::: Data supplied :::

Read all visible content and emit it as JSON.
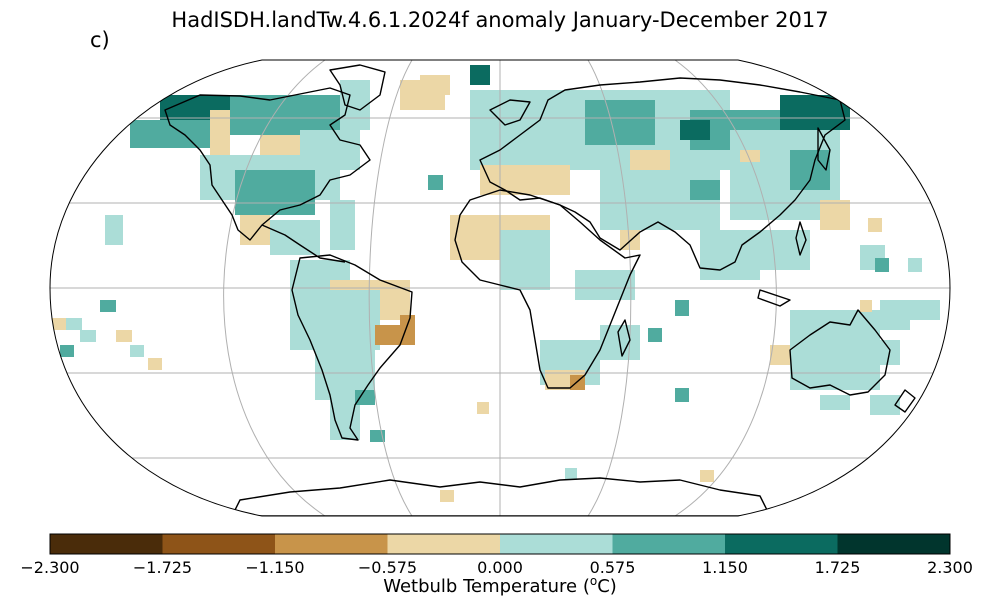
{
  "title": "HadISDH.landTw.4.6.1.2024f anomaly January-December 2017",
  "panel_label": "c)",
  "colorbar": {
    "label_prefix": "Wetbulb Temperature (",
    "label_sup": "o",
    "label_suffix": "C)",
    "ticks": [
      "−2.300",
      "−1.725",
      "−1.150",
      "−0.575",
      "0.000",
      "0.575",
      "1.150",
      "1.725",
      "2.300"
    ],
    "colors": [
      "#4a2c0a",
      "#8e5418",
      "#c8944a",
      "#ecd7a6",
      "#abddd7",
      "#50ab9f",
      "#0b6b60",
      "#01352d"
    ]
  },
  "map": {
    "projection": "Robinson",
    "grid": true
  }
}
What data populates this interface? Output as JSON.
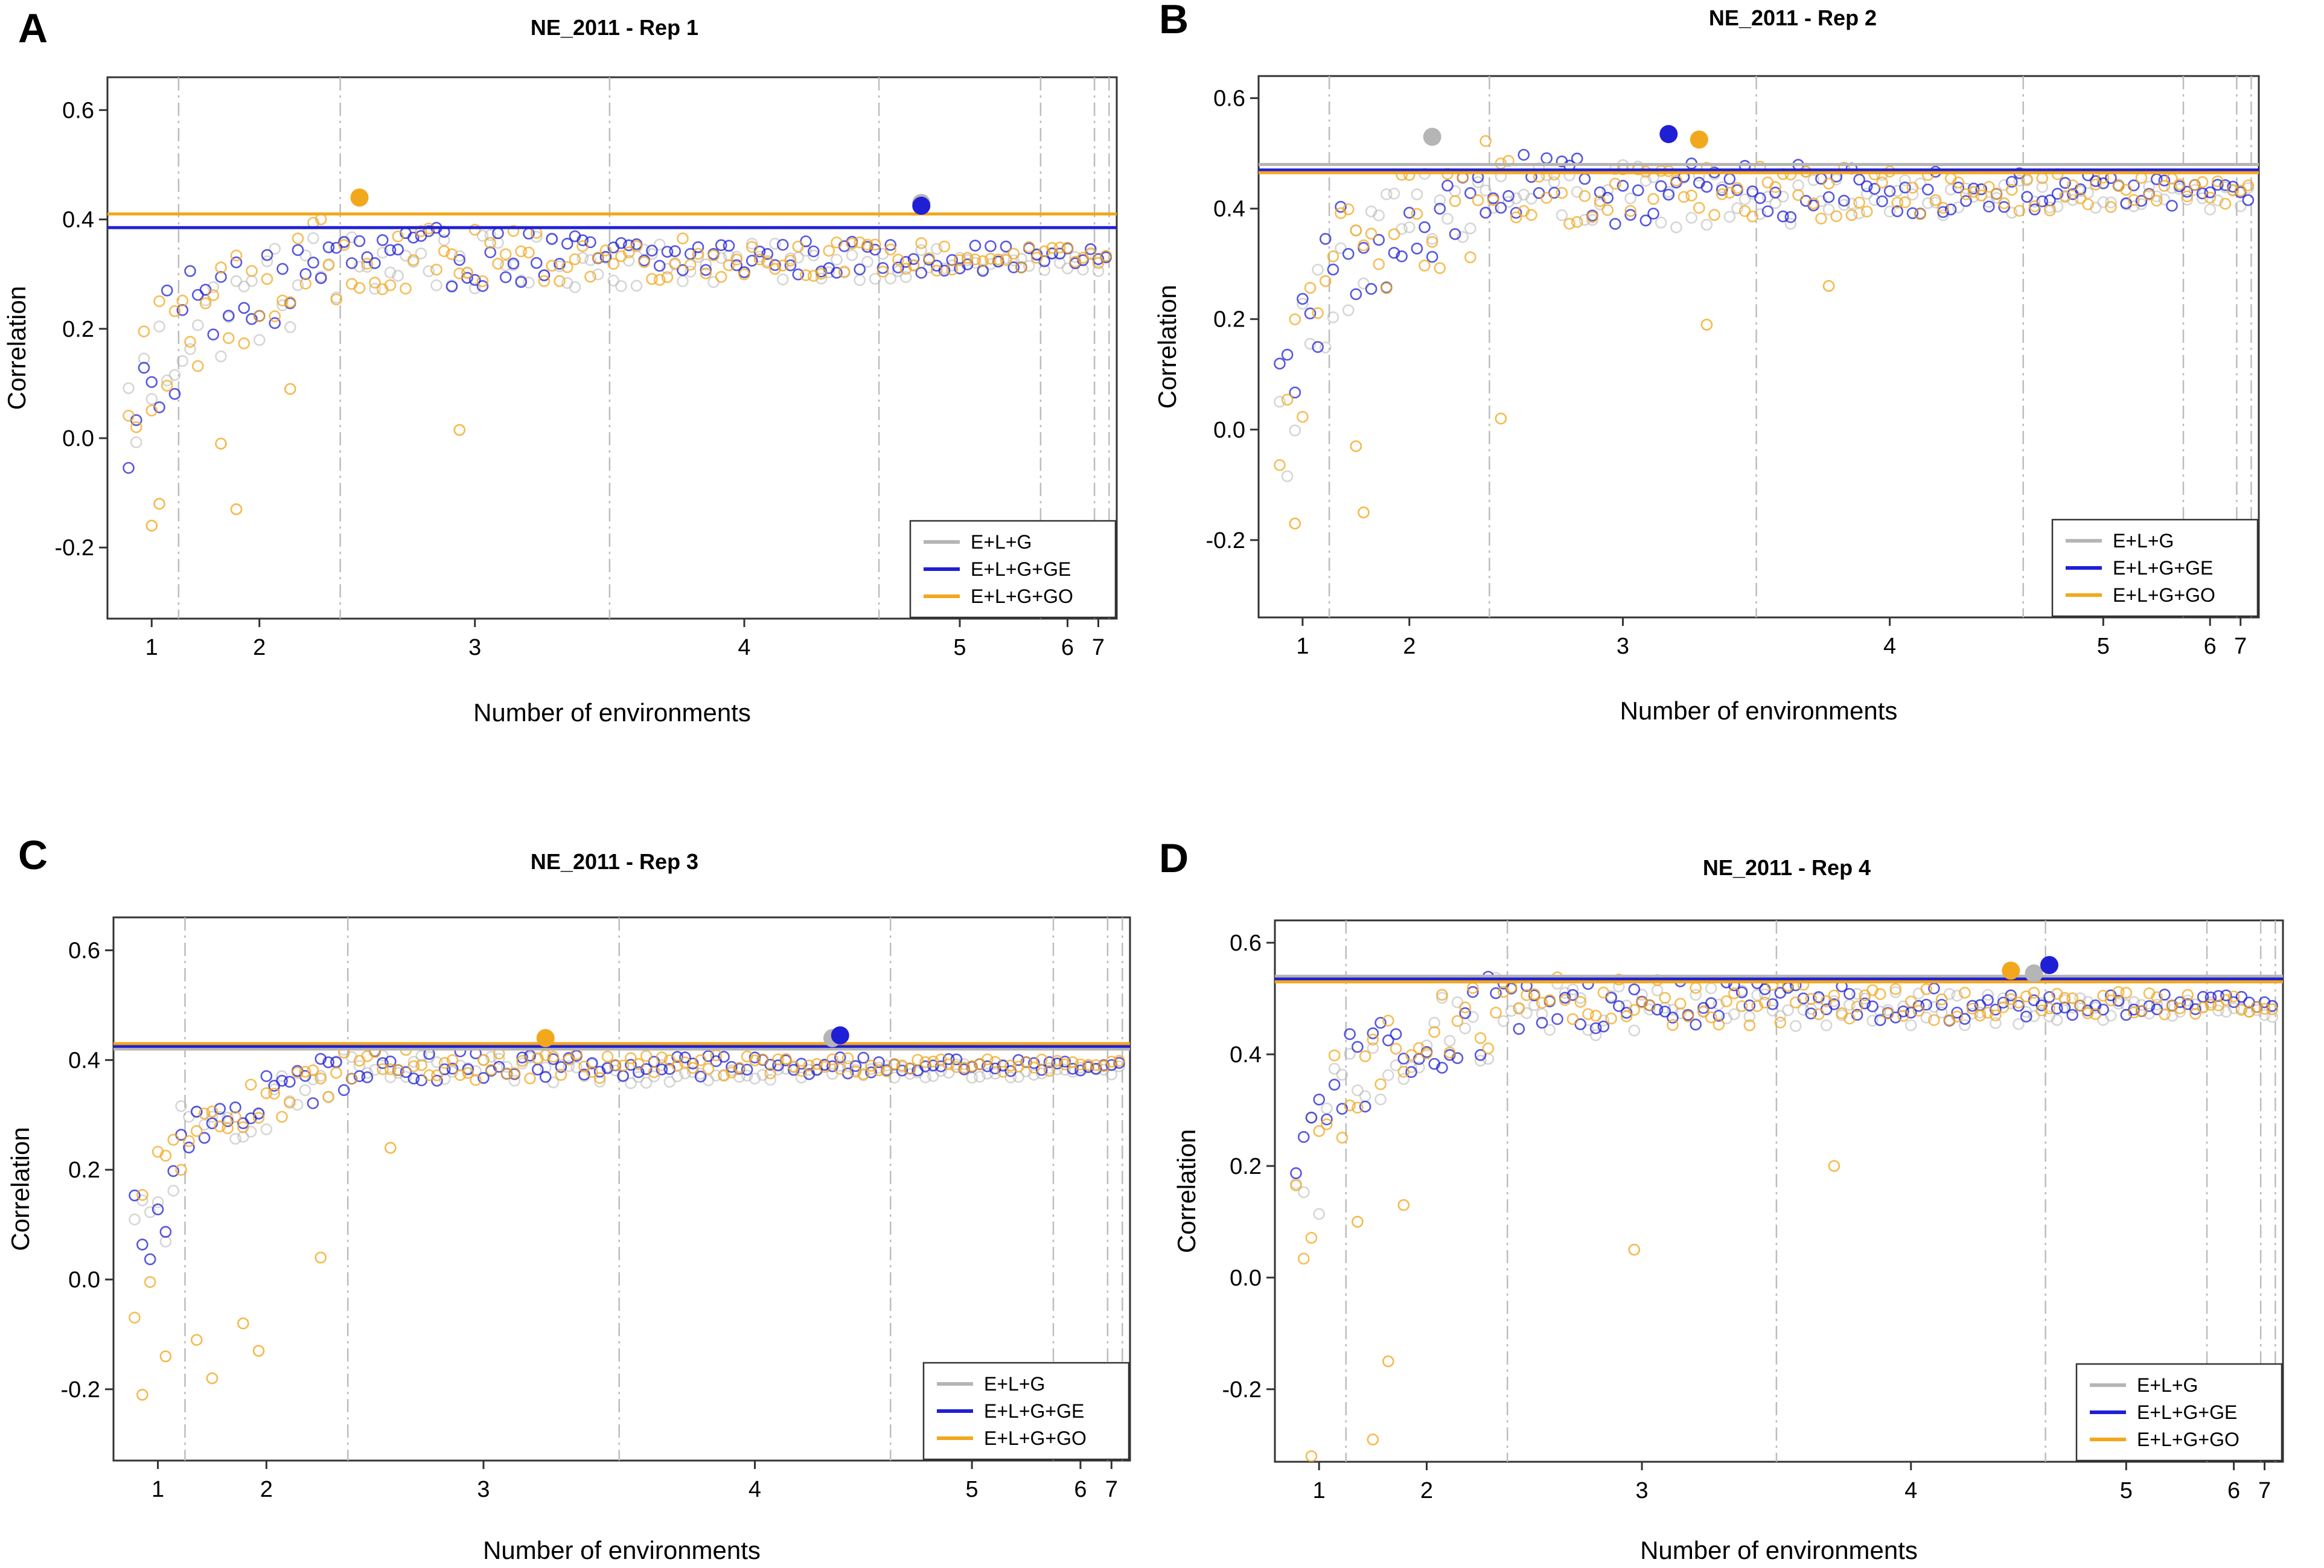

:::

#### [Task to complete]
Without the pictures, reproduce every line of the records above exactly.

#### [Answer to the exercise]
Read all visible content and emit it as JSON.
{
  "title": "HadISDH.landTw.4.6.1.2024f anomaly January-December 2017",
  "panel_label": "c)",
  "colorbar": {
    "label_prefix": "Wetbulb Temperature (",
    "label_sup": "o",
    "label_suffix": "C)",
    "ticks": [
      "−2.300",
      "−1.725",
      "−1.150",
      "−0.575",
      "0.000",
      "0.575",
      "1.150",
      "1.725",
      "2.300"
    ],
    "colors": [
      "#4a2c0a",
      "#8e5418",
      "#c8944a",
      "#ecd7a6",
      "#abddd7",
      "#50ab9f",
      "#0b6b60",
      "#01352d"
    ]
  },
  "map": {
    "projection": "Robinson",
    "grid": true
  }
}
What data populates this interface? Output as JSON.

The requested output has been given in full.